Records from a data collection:
╭──

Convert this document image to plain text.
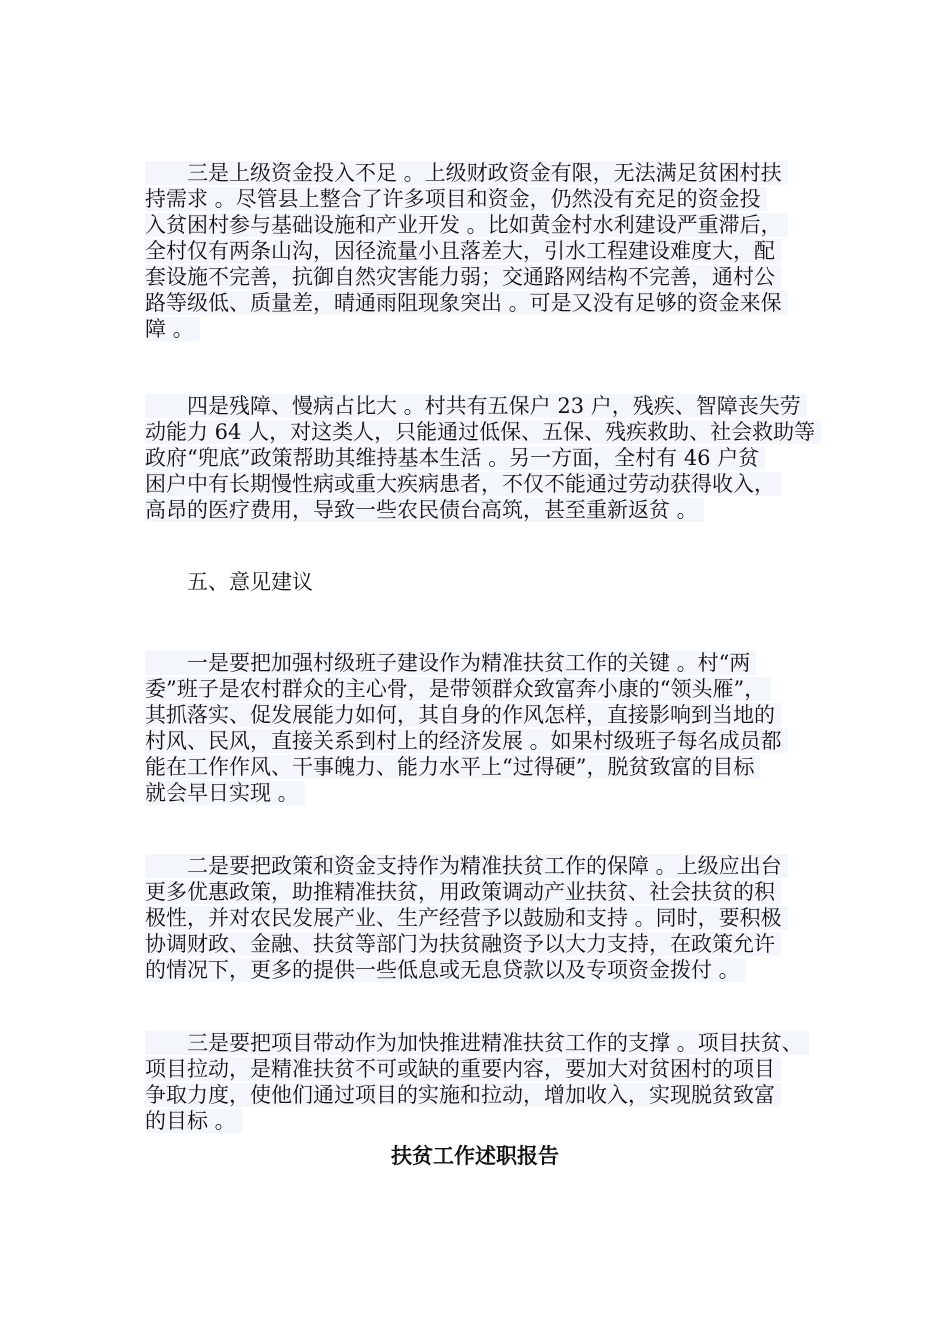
　　三是上级资金投入不足 。上级财政资金有限，无法满足贫困村扶
持需求 。尽管县上整合了许多项目和资金，仍然没有充足的资金投
入贫困村参与基础设施和产业开发 。比如黄金村水利建设严重滞后，
全村仅有两条山沟，因径流量小且落差大，引水工程建设难度大，配
套设施不完善，抗御自然灾害能力弱；交通路网结构不完善，通村公
路等级低、质量差，晴通雨阻现象突出 。可是又没有足够的资金来保
障 。
　　四是残障、慢病占比大 。村共有五保户 23 户，残疾、智障丧失劳
动能力 64 人，对这类人，只能通过低保、五保、残疾救助、社会救助等
政府“兜底”政策帮助其维持基本生活 。另一方面，全村有 46 户贫
困户中有长期慢性病或重大疾病患者，不仅不能通过劳动获得收入，
高昂的医疗费用，导致一些农民债台高筑，甚至重新返贫 。
　　五、意见建议
　　一是要把加强村级班子建设作为精准扶贫工作的关键 。村“两
委”班子是农村群众的主心骨，是带领群众致富奔小康的“领头雁”，
其抓落实、促发展能力如何，其自身的作风怎样，直接影响到当地的
村风、民风，直接关系到村上的经济发展 。如果村级班子每名成员都
能在工作作风、干事魄力、能力水平上“过得硬”，脱贫致富的目标
就会早日实现 。
　　二是要把政策和资金支持作为精准扶贫工作的保障 。上级应出台
更多优惠政策，助推精准扶贫，用政策调动产业扶贫、社会扶贫的积
极性，并对农民发展产业、生产经营予以鼓励和支持 。同时，要积极
协调财政、金融、扶贫等部门为扶贫融资予以大力支持，在政策允许
的情况下，更多的提供一些低息或无息贷款以及专项资金拨付 。
　　三是要把项目带动作为加快推进精准扶贫工作的支撑 。项目扶贫、
项目拉动，是精准扶贫不可或缺的重要内容，要加大对贫困村的项目
争取力度，使他们通过项目的实施和拉动，增加收入，实现脱贫致富
的目标 。
扶贫工作述职报告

╰──

[Problem details]: Can you retype every record above exactly, leaving out the pictures?

[Output for this exercise]:
Convert this document image to plain text.
　　三是上级资金投入不足 。上级财政资金有限，无法满足贫困村扶
持需求 。尽管县上整合了许多项目和资金，仍然没有充足的资金投
入贫困村参与基础设施和产业开发 。比如黄金村水利建设严重滞后，
全村仅有两条山沟，因径流量小且落差大，引水工程建设难度大，配
套设施不完善，抗御自然灾害能力弱；交通路网结构不完善，通村公
路等级低、质量差，晴通雨阻现象突出 。可是又没有足够的资金来保
障 。
　　四是残障、慢病占比大 。村共有五保户 23 户，残疾、智障丧失劳
动能力 64 人，对这类人，只能通过低保、五保、残疾救助、社会救助等
政府“兜底”政策帮助其维持基本生活 。另一方面，全村有 46 户贫
困户中有长期慢性病或重大疾病患者，不仅不能通过劳动获得收入，
高昂的医疗费用，导致一些农民债台高筑，甚至重新返贫 。
　　五、意见建议
　　一是要把加强村级班子建设作为精准扶贫工作的关键 。村“两
委”班子是农村群众的主心骨，是带领群众致富奔小康的“领头雁”，
其抓落实、促发展能力如何，其自身的作风怎样，直接影响到当地的
村风、民风，直接关系到村上的经济发展 。如果村级班子每名成员都
能在工作作风、干事魄力、能力水平上“过得硬”，脱贫致富的目标
就会早日实现 。
　　二是要把政策和资金支持作为精准扶贫工作的保障 。上级应出台
更多优惠政策，助推精准扶贫，用政策调动产业扶贫、社会扶贫的积
极性，并对农民发展产业、生产经营予以鼓励和支持 。同时，要积极
协调财政、金融、扶贫等部门为扶贫融资予以大力支持，在政策允许
的情况下，更多的提供一些低息或无息贷款以及专项资金拨付 。
　　三是要把项目带动作为加快推进精准扶贫工作的支撑 。项目扶贫、
项目拉动，是精准扶贫不可或缺的重要内容，要加大对贫困村的项目
争取力度，使他们通过项目的实施和拉动，增加收入，实现脱贫致富
的目标 。
扶贫工作述职报告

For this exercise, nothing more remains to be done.